Rewrite the records below, switching every "chart-title" to "plot-title" and changing nothing else. Omit the pictures.

## Page element annotations
--------------------------------
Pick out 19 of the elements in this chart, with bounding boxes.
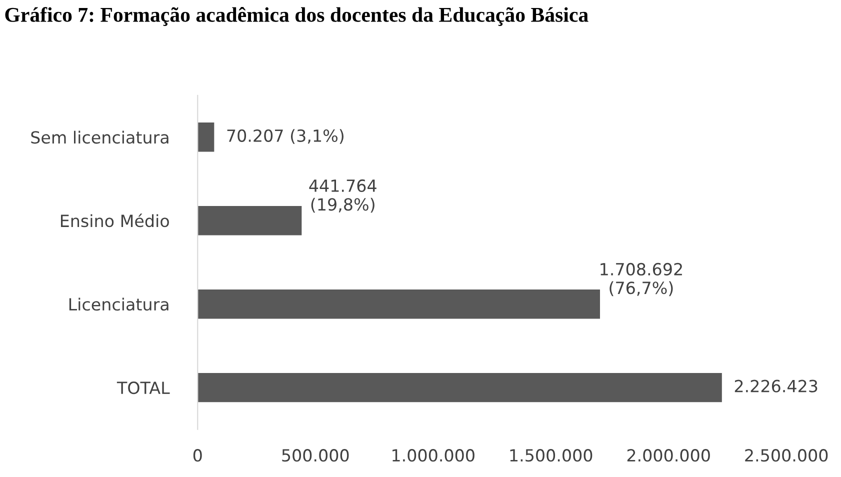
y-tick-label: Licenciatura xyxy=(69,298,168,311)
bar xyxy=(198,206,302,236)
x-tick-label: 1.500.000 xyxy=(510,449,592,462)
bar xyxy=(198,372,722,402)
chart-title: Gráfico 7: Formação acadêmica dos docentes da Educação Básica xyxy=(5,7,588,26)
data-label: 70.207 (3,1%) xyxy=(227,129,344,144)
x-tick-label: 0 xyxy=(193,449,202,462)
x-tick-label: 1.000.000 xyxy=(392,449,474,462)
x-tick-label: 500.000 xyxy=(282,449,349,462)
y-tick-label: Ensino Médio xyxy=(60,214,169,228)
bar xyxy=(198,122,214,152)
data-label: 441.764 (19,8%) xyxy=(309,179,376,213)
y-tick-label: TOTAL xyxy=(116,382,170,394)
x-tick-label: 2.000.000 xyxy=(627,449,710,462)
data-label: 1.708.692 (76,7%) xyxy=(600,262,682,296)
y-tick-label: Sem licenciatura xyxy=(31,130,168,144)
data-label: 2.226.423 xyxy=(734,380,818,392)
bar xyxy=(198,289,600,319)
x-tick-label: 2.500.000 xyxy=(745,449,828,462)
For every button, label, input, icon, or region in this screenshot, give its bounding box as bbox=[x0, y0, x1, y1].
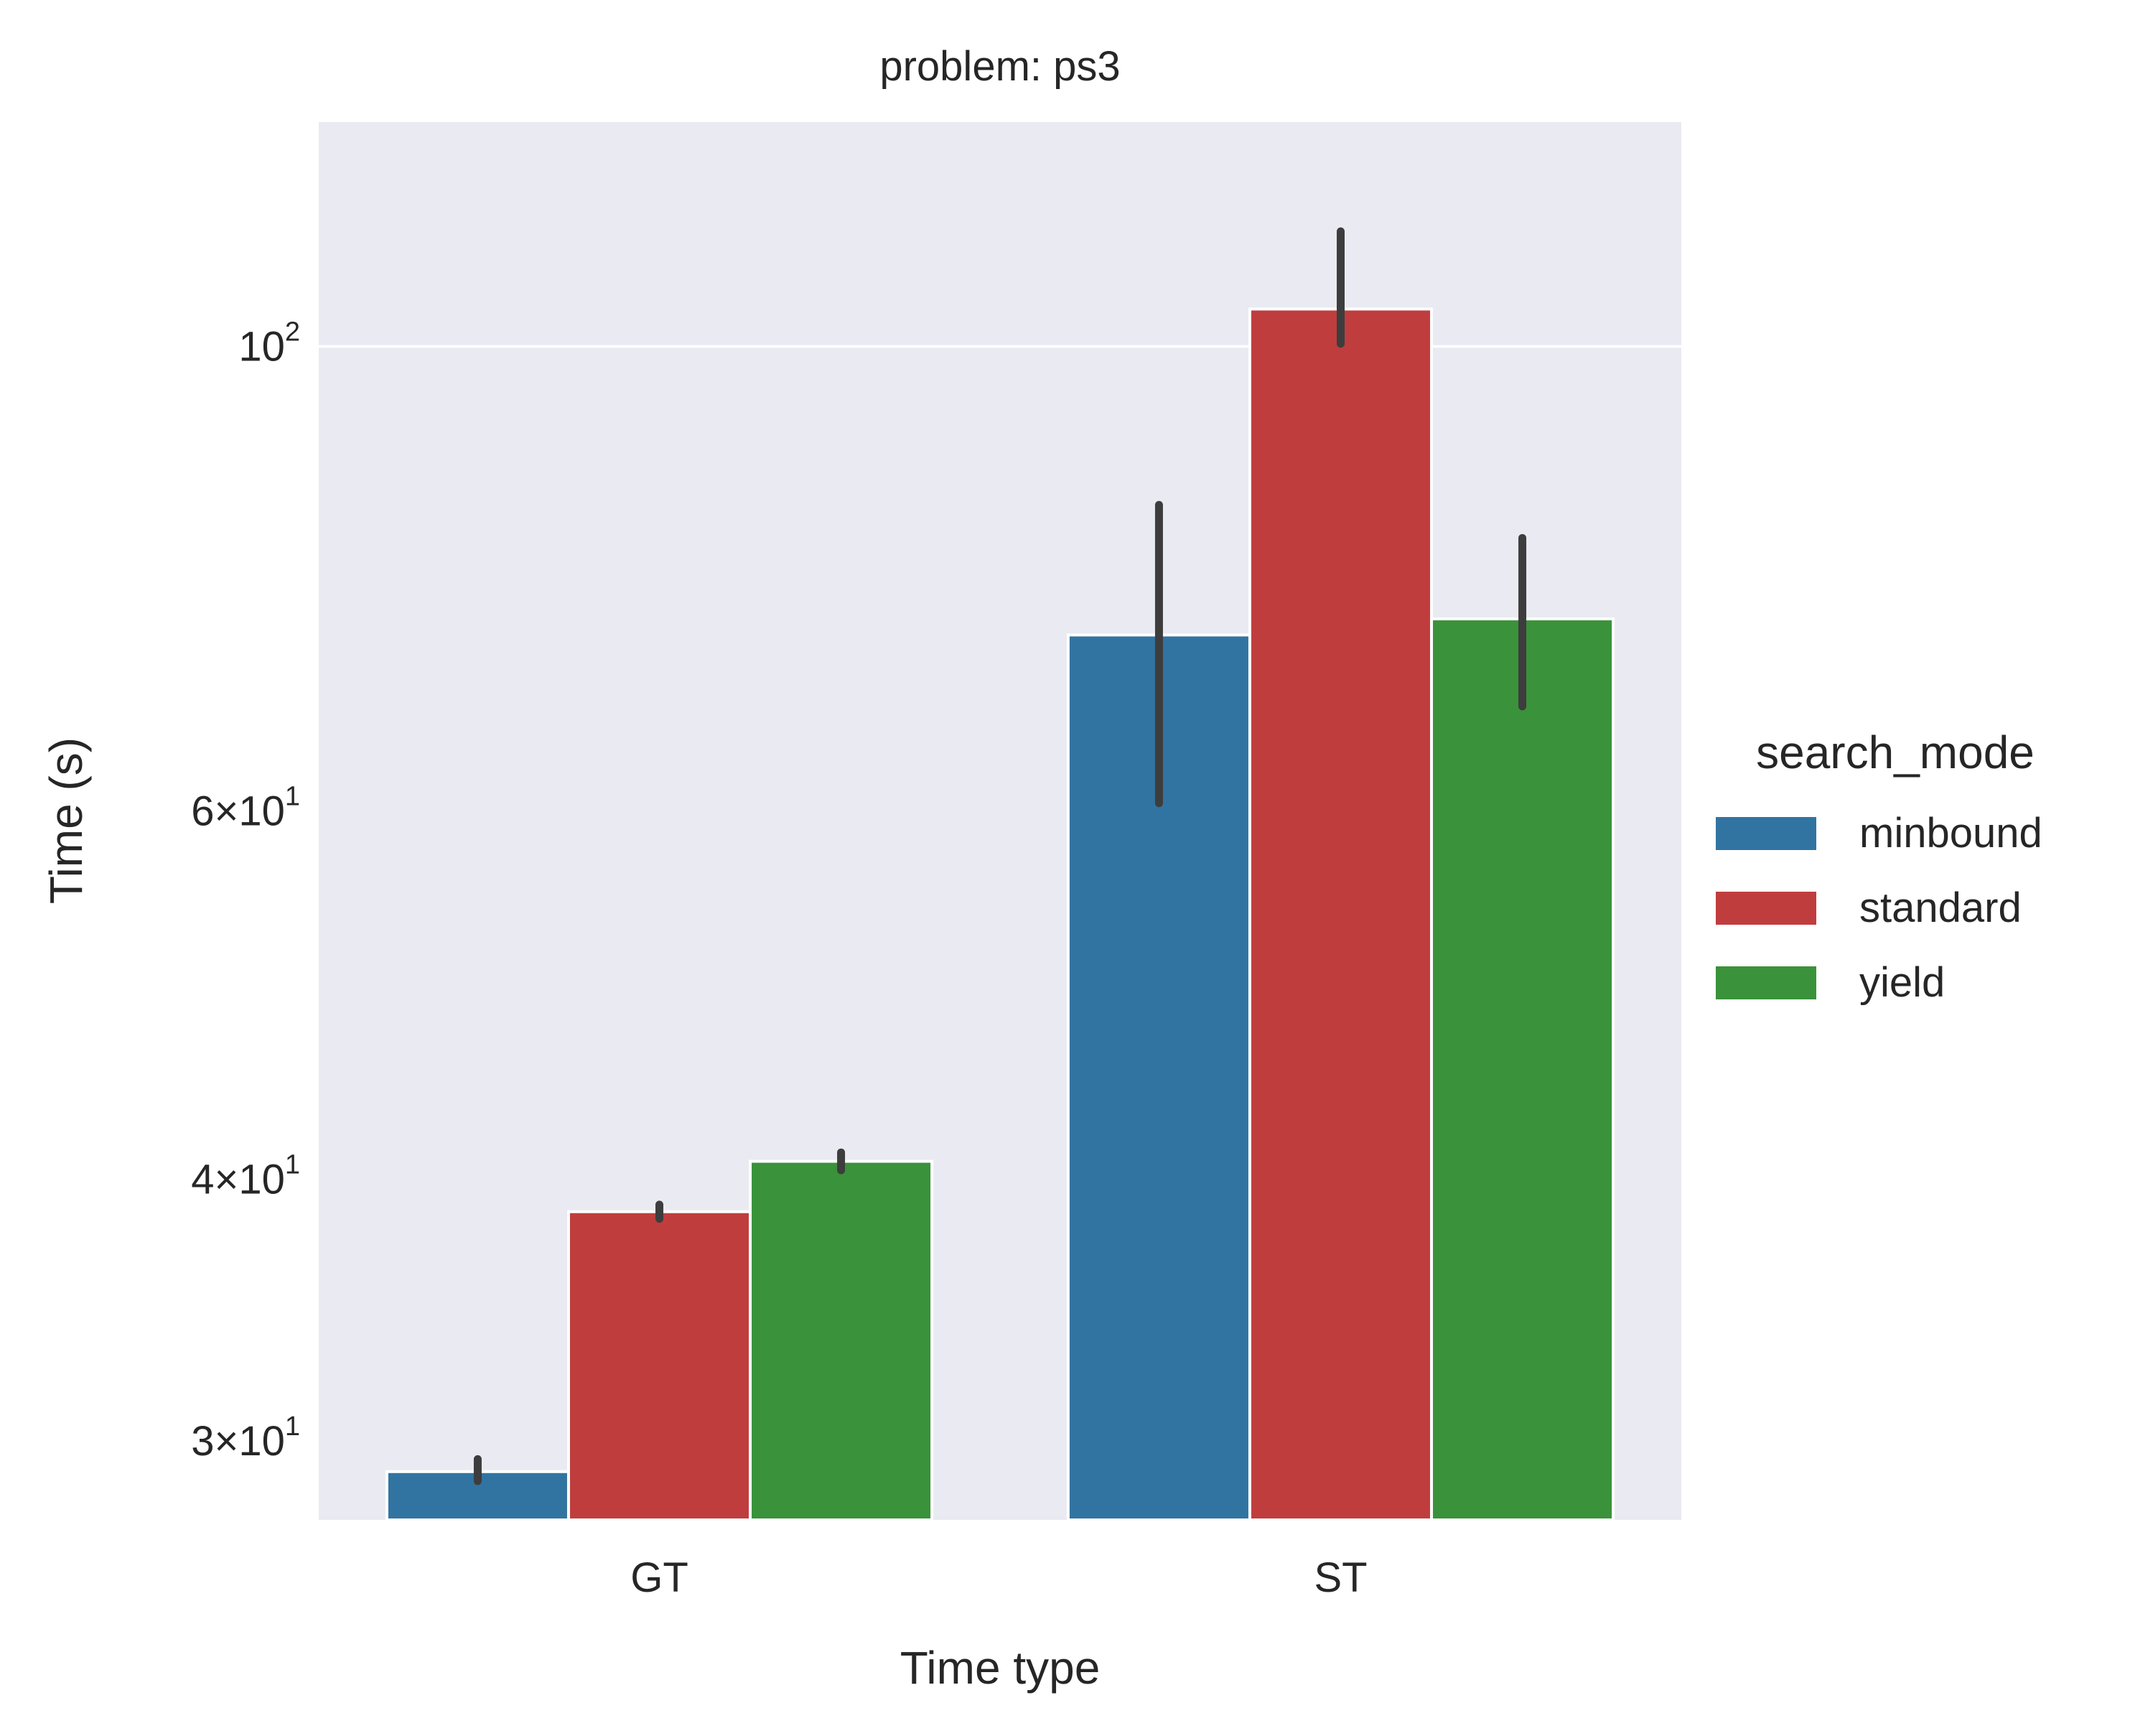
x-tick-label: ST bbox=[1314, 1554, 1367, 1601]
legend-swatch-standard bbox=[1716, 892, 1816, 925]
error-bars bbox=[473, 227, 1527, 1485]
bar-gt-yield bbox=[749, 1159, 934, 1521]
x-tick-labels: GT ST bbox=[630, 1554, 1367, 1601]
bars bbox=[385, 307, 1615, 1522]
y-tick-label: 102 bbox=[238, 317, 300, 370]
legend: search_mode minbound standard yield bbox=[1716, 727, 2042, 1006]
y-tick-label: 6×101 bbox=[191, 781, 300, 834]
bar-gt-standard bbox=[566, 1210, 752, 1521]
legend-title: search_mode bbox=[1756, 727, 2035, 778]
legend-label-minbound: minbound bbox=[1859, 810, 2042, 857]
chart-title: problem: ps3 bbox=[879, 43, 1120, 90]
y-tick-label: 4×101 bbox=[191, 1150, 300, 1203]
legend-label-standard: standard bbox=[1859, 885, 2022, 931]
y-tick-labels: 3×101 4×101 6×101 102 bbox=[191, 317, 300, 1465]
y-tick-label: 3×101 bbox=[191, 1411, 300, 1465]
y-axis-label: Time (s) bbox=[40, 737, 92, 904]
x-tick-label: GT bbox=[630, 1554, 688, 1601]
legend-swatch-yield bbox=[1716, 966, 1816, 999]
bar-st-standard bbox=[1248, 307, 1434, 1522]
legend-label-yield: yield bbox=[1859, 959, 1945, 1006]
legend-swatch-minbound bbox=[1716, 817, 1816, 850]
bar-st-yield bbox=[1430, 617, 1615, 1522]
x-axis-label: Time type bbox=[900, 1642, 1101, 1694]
--------------------------------
## Solution to this exercise
Pick out 19 of the elements in this chart, with bounding boxes.
y-tick-label: Licenciatura xyxy=(69,298,168,311)
bar xyxy=(198,206,302,236)
x-tick-label: 1.500.000 xyxy=(510,449,592,462)
bar xyxy=(198,372,722,402)
plot-title: Gráfico 7: Formação acadêmica dos docentes da Educação Básica xyxy=(5,7,588,26)
data-label: 70.207 (3,1%) xyxy=(227,129,344,144)
x-tick-label: 0 xyxy=(193,449,202,462)
x-tick-label: 1.000.000 xyxy=(392,449,474,462)
x-tick-label: 500.000 xyxy=(282,449,349,462)
y-tick-label: Ensino Médio xyxy=(60,214,169,228)
bar xyxy=(198,122,214,152)
data-label: 441.764 (19,8%) xyxy=(309,179,376,213)
y-tick-label: TOTAL xyxy=(116,382,170,394)
x-tick-label: 2.000.000 xyxy=(627,449,710,462)
data-label: 1.708.692 (76,7%) xyxy=(600,262,682,296)
y-tick-label: Sem licenciatura xyxy=(31,130,168,144)
data-label: 2.226.423 xyxy=(734,380,818,392)
bar xyxy=(198,289,600,319)
x-tick-label: 2.500.000 xyxy=(745,449,828,462)
For every button, label, input, icon, or region in this screenshot, give its bounding box as bbox=[x0, y0, x1, y1].
x-tick-label: ST bbox=[1314, 1554, 1367, 1601]
legend-swatch-standard bbox=[1716, 892, 1816, 925]
error-bars bbox=[473, 227, 1527, 1485]
bar-gt-yield bbox=[749, 1159, 934, 1521]
x-tick-labels: GT ST bbox=[630, 1554, 1367, 1601]
bars bbox=[385, 307, 1615, 1522]
y-tick-label: 102 bbox=[238, 317, 300, 370]
legend: search_mode minbound standard yield bbox=[1716, 727, 2042, 1006]
y-tick-label: 6×101 bbox=[191, 781, 300, 834]
bar-gt-standard bbox=[566, 1210, 752, 1521]
legend-title: search_mode bbox=[1756, 727, 2035, 778]
legend-label-minbound: minbound bbox=[1859, 810, 2042, 857]
plot-title: problem: ps3 bbox=[879, 43, 1120, 90]
y-tick-label: 4×101 bbox=[191, 1150, 300, 1203]
legend-label-standard: standard bbox=[1859, 885, 2022, 931]
y-tick-labels: 3×101 4×101 6×101 102 bbox=[191, 317, 300, 1465]
y-tick-label: 3×101 bbox=[191, 1411, 300, 1465]
y-axis-label: Time (s) bbox=[40, 737, 92, 904]
x-tick-label: GT bbox=[630, 1554, 688, 1601]
legend-swatch-yield bbox=[1716, 966, 1816, 999]
bar-st-standard bbox=[1248, 307, 1434, 1522]
legend-label-yield: yield bbox=[1859, 959, 1945, 1006]
legend-swatch-minbound bbox=[1716, 817, 1816, 850]
bar-st-yield bbox=[1430, 617, 1615, 1522]
x-axis-label: Time type bbox=[900, 1642, 1101, 1694]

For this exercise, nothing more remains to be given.